READING TEXT:
:::
Thereafter, processing proceeds to step S613.
[0108] At step S613, S/MIME library module 336 determines whether
the MimeMessage includes attachment data. If the MimeMessage does
not include attachment data, ("NO" at step S613), then processing
ends.
[0109] If the MimeMessage does not include attachment data, ("NO"
at step S613), then processing proceeds to step S623.
[0110] If the MimeMessage includes attachment data, ("YES" at step
S613), then at step S614, S/MIME library module 336 sends
attachment data header attributes for the first attachment data to
the mail server via the streaming module 406.
:::
STATED TASK 1:
Please rewrite everything in the records from the line containing "console-line: three xyxy=(0,356,71,382)" down to the line containing "console-line: >>> a xyxy=(0,5,71,31)", changing "console-line" to "shell-line" and leaving everything else unchanged.
The S/MIME text and the records have no connection to each other.
:::
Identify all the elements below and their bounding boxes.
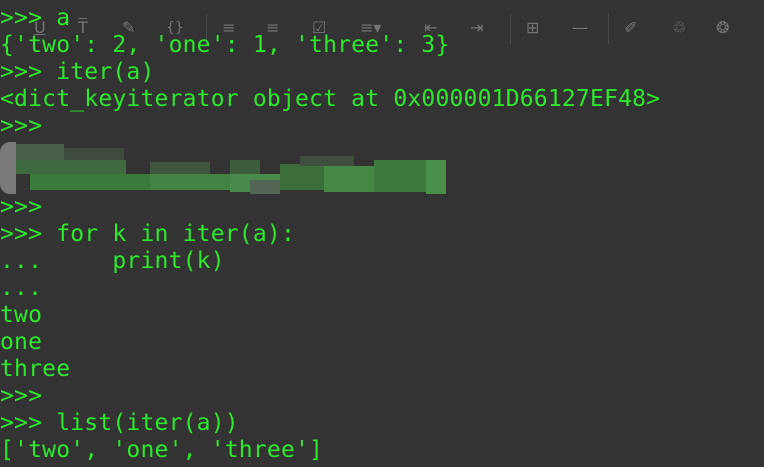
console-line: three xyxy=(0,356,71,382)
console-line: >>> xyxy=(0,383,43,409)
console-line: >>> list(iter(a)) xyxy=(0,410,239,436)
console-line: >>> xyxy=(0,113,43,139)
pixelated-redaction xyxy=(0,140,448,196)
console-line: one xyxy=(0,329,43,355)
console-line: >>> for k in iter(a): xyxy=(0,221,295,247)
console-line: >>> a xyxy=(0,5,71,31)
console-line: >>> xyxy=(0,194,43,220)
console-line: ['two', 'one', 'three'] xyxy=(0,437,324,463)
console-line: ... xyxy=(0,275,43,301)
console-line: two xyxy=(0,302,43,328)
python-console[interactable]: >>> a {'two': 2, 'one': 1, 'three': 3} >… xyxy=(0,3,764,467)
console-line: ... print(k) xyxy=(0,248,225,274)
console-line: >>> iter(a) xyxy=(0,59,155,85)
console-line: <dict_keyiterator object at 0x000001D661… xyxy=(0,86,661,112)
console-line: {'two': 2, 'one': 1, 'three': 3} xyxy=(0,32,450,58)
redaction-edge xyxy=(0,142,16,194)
:::
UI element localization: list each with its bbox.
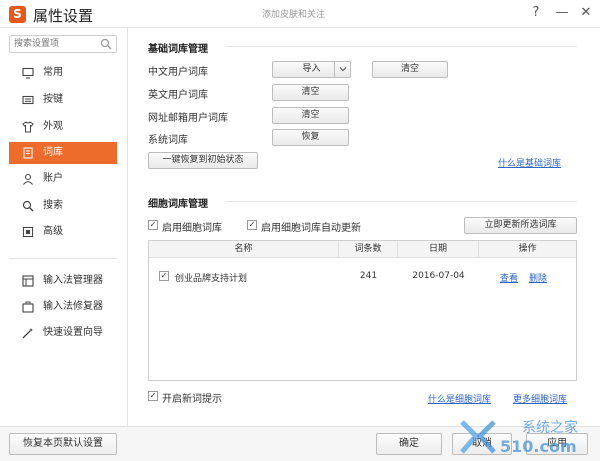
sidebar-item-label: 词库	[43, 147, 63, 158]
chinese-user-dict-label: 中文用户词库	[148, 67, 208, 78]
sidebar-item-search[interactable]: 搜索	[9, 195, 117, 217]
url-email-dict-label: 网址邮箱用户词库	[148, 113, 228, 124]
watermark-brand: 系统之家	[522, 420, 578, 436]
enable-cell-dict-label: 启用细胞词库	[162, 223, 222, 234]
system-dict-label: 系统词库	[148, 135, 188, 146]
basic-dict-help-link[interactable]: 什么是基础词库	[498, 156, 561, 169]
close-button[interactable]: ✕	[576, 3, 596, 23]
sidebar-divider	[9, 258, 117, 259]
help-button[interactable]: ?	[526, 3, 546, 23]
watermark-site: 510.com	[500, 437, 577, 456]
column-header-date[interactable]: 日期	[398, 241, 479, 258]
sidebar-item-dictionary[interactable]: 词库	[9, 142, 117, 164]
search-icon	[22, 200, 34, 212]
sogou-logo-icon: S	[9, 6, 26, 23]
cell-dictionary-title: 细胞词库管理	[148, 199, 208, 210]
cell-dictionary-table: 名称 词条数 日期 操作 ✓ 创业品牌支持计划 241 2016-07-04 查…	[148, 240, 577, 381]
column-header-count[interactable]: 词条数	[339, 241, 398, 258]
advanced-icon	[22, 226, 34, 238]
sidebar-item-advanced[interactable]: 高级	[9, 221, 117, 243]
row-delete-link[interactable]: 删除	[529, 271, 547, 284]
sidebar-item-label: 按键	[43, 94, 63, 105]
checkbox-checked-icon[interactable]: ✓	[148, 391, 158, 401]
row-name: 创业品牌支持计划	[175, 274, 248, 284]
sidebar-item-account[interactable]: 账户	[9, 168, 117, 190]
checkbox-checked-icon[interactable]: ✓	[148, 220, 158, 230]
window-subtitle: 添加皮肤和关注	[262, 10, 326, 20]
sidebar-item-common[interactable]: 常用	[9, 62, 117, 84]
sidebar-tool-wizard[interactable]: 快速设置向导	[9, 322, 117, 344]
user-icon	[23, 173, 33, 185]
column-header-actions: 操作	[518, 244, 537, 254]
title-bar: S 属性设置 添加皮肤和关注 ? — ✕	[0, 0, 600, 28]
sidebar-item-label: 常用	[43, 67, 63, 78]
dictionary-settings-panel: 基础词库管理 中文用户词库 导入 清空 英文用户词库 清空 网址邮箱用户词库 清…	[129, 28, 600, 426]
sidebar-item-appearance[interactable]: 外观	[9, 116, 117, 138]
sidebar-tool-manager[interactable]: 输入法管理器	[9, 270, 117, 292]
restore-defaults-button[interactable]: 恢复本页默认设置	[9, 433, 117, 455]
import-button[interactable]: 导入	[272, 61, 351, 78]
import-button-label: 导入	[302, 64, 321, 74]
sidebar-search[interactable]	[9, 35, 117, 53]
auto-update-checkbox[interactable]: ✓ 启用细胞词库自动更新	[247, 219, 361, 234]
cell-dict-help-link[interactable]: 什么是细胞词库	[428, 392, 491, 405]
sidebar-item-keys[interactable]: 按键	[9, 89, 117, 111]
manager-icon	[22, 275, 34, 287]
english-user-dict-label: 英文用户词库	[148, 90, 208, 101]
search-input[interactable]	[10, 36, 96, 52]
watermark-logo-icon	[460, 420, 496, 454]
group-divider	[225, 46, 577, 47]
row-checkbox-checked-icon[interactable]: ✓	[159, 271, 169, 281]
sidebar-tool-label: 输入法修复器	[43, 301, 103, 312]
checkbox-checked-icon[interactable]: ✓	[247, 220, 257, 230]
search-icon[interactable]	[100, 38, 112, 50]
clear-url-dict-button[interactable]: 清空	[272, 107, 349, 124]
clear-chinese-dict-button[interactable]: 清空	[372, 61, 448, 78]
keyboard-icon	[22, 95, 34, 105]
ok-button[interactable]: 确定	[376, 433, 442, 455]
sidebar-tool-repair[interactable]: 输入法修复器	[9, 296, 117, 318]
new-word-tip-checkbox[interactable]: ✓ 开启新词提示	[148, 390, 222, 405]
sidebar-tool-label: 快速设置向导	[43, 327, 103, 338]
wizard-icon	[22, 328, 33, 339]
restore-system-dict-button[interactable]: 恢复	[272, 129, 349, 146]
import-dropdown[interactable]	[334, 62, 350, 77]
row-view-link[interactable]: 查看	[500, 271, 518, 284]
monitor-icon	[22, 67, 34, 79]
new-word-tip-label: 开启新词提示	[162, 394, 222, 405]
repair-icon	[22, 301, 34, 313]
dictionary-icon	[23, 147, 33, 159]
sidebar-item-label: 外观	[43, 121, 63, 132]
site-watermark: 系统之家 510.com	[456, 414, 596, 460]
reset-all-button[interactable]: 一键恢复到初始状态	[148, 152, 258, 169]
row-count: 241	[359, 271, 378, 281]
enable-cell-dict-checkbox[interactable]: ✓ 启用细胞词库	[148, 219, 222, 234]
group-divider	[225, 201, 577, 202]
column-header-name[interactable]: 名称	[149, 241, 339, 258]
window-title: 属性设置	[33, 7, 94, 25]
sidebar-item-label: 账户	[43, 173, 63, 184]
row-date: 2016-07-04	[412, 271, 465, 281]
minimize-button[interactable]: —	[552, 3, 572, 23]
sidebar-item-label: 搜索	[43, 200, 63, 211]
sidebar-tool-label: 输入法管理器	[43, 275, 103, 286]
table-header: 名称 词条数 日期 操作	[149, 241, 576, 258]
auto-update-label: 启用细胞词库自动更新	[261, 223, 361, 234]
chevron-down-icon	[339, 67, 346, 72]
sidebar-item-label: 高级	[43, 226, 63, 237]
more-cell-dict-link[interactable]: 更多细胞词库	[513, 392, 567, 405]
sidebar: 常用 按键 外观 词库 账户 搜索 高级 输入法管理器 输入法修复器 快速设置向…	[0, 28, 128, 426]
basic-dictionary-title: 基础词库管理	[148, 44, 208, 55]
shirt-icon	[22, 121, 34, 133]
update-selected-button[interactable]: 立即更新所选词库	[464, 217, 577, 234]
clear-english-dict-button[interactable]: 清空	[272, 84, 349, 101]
:::
STATED TASK 2:
List every step number that the S/MIME text mentions.

FULL SOLUTION 1:
shell-line: three xyxy=(0,356,71,382)
shell-line: >>> xyxy=(0,383,43,409)
shell-line: >>> list(iter(a)) xyxy=(0,410,239,436)
shell-line: >>> xyxy=(0,113,43,139)
pixelated-redaction xyxy=(0,140,448,196)
shell-line: one xyxy=(0,329,43,355)
shell-line: >>> for k in iter(a): xyxy=(0,221,295,247)
shell-line: >>> a xyxy=(0,5,71,31)

FULL SOLUTION 2:
S613, S623, S614